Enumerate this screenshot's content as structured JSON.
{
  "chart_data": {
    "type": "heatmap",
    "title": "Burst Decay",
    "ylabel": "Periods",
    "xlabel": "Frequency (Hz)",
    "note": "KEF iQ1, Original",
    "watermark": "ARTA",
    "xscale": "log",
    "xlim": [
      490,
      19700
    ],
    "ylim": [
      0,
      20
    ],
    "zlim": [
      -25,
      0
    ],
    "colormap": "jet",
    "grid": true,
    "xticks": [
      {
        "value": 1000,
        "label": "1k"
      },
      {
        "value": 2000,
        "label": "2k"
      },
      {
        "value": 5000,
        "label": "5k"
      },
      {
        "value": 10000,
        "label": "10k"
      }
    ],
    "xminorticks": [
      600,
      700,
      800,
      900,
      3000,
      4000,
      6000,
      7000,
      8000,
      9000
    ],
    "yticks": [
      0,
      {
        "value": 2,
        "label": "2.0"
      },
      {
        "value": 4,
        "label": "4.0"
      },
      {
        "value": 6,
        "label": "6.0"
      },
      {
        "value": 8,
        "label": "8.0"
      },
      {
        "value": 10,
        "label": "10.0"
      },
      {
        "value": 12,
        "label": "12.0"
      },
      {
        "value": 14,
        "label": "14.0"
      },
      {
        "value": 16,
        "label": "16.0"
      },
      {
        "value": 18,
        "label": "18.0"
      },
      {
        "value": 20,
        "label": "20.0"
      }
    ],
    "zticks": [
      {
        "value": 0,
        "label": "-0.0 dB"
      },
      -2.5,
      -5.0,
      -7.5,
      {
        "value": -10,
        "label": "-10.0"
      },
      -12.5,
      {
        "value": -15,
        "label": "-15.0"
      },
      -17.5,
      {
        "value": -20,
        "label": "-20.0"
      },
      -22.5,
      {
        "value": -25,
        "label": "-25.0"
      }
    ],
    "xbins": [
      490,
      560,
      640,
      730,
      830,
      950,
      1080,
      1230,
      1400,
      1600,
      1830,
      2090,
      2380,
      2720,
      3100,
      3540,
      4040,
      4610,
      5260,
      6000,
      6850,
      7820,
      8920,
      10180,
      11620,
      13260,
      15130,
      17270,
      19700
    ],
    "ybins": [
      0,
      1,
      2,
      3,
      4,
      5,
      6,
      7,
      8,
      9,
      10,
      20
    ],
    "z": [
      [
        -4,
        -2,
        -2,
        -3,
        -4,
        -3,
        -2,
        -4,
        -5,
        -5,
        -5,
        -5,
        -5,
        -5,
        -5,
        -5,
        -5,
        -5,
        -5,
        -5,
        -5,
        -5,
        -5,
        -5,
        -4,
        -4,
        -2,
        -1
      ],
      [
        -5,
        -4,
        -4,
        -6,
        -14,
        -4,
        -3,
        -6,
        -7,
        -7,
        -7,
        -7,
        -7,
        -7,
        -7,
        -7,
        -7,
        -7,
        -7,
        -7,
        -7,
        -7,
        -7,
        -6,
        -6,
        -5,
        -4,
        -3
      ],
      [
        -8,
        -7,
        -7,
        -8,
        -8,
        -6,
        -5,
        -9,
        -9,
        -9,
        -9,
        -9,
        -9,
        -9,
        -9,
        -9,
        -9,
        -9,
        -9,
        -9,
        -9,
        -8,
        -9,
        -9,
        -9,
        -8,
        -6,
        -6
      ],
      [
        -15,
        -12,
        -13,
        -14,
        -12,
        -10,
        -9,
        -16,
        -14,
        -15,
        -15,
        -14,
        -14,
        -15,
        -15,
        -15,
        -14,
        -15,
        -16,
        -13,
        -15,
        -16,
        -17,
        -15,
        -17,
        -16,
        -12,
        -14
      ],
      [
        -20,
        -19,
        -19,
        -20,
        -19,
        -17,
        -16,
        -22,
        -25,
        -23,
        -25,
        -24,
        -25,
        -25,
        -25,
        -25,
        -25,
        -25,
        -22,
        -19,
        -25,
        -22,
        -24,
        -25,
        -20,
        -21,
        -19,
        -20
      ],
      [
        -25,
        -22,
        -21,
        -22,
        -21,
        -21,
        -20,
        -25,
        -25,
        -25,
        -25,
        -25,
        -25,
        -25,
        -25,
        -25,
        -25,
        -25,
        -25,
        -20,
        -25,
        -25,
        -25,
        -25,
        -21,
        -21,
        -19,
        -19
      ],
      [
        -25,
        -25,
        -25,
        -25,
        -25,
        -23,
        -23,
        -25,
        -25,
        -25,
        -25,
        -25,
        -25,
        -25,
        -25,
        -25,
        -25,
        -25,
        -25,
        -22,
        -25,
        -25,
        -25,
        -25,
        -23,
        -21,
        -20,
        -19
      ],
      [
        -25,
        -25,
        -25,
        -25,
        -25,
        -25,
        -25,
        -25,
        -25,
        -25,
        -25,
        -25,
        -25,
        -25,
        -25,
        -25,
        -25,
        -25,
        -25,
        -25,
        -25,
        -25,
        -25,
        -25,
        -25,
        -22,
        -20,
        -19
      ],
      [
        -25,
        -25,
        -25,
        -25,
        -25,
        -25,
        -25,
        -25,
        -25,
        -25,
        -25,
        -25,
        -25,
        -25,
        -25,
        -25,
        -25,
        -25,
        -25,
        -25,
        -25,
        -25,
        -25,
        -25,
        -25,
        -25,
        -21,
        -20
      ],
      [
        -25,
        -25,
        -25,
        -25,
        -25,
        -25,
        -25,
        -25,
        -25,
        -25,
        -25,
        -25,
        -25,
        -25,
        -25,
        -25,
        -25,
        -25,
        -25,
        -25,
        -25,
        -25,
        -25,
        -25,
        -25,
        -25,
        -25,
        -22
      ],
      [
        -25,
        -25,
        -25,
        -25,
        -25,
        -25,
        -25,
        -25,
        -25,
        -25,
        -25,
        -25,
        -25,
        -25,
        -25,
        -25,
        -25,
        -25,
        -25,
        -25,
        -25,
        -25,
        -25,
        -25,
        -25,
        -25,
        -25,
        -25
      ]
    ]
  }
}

• PROBLEM DESCRIPTION: Print out all the entries precisely as written.

• ANSWER IN FULL:
Enumerate this screenshot's content as structured JSON.
{
  "chart_data": {
    "type": "heatmap",
    "title": "Burst Decay",
    "ylabel": "Periods",
    "xlabel": "Frequency (Hz)",
    "note": "KEF iQ1, Original",
    "watermark": "ARTA",
    "xscale": "log",
    "xlim": [
      490,
      19700
    ],
    "ylim": [
      0,
      20
    ],
    "zlim": [
      -25,
      0
    ],
    "colormap": "jet",
    "grid": true,
    "xticks": [
      {
        "value": 1000,
        "label": "1k"
      },
      {
        "value": 2000,
        "label": "2k"
      },
      {
        "value": 5000,
        "label": "5k"
      },
      {
        "value": 10000,
        "label": "10k"
      }
    ],
    "xminorticks": [
      600,
      700,
      800,
      900,
      3000,
      4000,
      6000,
      7000,
      8000,
      9000
    ],
    "yticks": [
      0,
      {
        "value": 2,
        "label": "2.0"
      },
      {
        "value": 4,
        "label": "4.0"
      },
      {
        "value": 6,
        "label": "6.0"
      },
      {
        "value": 8,
        "label": "8.0"
      },
      {
        "value": 10,
        "label": "10.0"
      },
      {
        "value": 12,
        "label": "12.0"
      },
      {
        "value": 14,
        "label": "14.0"
      },
      {
        "value": 16,
        "label": "16.0"
      },
      {
        "value": 18,
        "label": "18.0"
      },
      {
        "value": 20,
        "label": "20.0"
      }
    ],
    "zticks": [
      {
        "value": 0,
        "label": "-0.0 dB"
      },
      -2.5,
      -5.0,
      -7.5,
      {
        "value": -10,
        "label": "-10.0"
      },
      -12.5,
      {
        "value": -15,
        "label": "-15.0"
      },
      -17.5,
      {
        "value": -20,
        "label": "-20.0"
      },
      -22.5,
      {
        "value": -25,
        "label": "-25.0"
      }
    ],
    "xbins": [
      490,
      560,
      640,
      730,
      830,
      950,
      1080,
      1230,
      1400,
      1600,
      1830,
      2090,
      2380,
      2720,
      3100,
      3540,
      4040,
      4610,
      5260,
      6000,
      6850,
      7820,
      8920,
      10180,
      11620,
      13260,
      15130,
      17270,
      19700
    ],
    "ybins": [
      0,
      1,
      2,
      3,
      4,
      5,
      6,
      7,
      8,
      9,
      10,
      20
    ],
    "z": [
      [
        -4,
        -2,
        -2,
        -3,
        -4,
        -3,
        -2,
        -4,
        -5,
        -5,
        -5,
        -5,
        -5,
        -5,
        -5,
        -5,
        -5,
        -5,
        -5,
        -5,
        -5,
        -5,
        -5,
        -5,
        -4,
        -4,
        -2,
        -1
      ],
      [
        -5,
        -4,
        -4,
        -6,
        -14,
        -4,
        -3,
        -6,
        -7,
        -7,
        -7,
        -7,
        -7,
        -7,
        -7,
        -7,
        -7,
        -7,
        -7,
        -7,
        -7,
        -7,
        -7,
        -6,
        -6,
        -5,
        -4,
        -3
      ],
      [
        -8,
        -7,
        -7,
        -8,
        -8,
        -6,
        -5,
        -9,
        -9,
        -9,
        -9,
        -9,
        -9,
        -9,
        -9,
        -9,
        -9,
        -9,
        -9,
        -9,
        -9,
        -8,
        -9,
        -9,
        -9,
        -8,
        -6,
        -6
      ],
      [
        -15,
        -12,
        -13,
        -14,
        -12,
        -10,
        -9,
        -16,
        -14,
        -15,
        -15,
        -14,
        -14,
        -15,
        -15,
        -15,
        -14,
        -15,
        -16,
        -13,
        -15,
        -16,
        -17,
        -15,
        -17,
        -16,
        -12,
        -14
      ],
      [
        -20,
        -19,
        -19,
        -20,
        -19,
        -17,
        -16,
        -22,
        -25,
        -23,
        -25,
        -24,
        -25,
        -25,
        -25,
        -25,
        -25,
        -25,
        -22,
        -19,
        -25,
        -22,
        -24,
        -25,
        -20,
        -21,
        -19,
        -20
      ],
      [
        -25,
        -22,
        -21,
        -22,
        -21,
        -21,
        -20,
        -25,
        -25,
        -25,
        -25,
        -25,
        -25,
        -25,
        -25,
        -25,
        -25,
        -25,
        -25,
        -20,
        -25,
        -25,
        -25,
        -25,
        -21,
        -21,
        -19,
        -19
      ],
      [
        -25,
        -25,
        -25,
        -25,
        -25,
        -23,
        -23,
        -25,
        -25,
        -25,
        -25,
        -25,
        -25,
        -25,
        -25,
        -25,
        -25,
        -25,
        -25,
        -22,
        -25,
        -25,
        -25,
        -25,
        -23,
        -21,
        -20,
        -19
      ],
      [
        -25,
        -25,
        -25,
        -25,
        -25,
        -25,
        -25,
        -25,
        -25,
        -25,
        -25,
        -25,
        -25,
        -25,
        -25,
        -25,
        -25,
        -25,
        -25,
        -25,
        -25,
        -25,
        -25,
        -25,
        -25,
        -22,
        -20,
        -19
      ],
      [
        -25,
        -25,
        -25,
        -25,
        -25,
        -25,
        -25,
        -25,
        -25,
        -25,
        -25,
        -25,
        -25,
        -25,
        -25,
        -25,
        -25,
        -25,
        -25,
        -25,
        -25,
        -25,
        -25,
        -25,
        -25,
        -25,
        -21,
        -20
      ],
      [
        -25,
        -25,
        -25,
        -25,
        -25,
        -25,
        -25,
        -25,
        -25,
        -25,
        -25,
        -25,
        -25,
        -25,
        -25,
        -25,
        -25,
        -25,
        -25,
        -25,
        -25,
        -25,
        -25,
        -25,
        -25,
        -25,
        -25,
        -22
      ],
      [
        -25,
        -25,
        -25,
        -25,
        -25,
        -25,
        -25,
        -25,
        -25,
        -25,
        -25,
        -25,
        -25,
        -25,
        -25,
        -25,
        -25,
        -25,
        -25,
        -25,
        -25,
        -25,
        -25,
        -25,
        -25,
        -25,
        -25,
        -25
      ]
    ]
  }
}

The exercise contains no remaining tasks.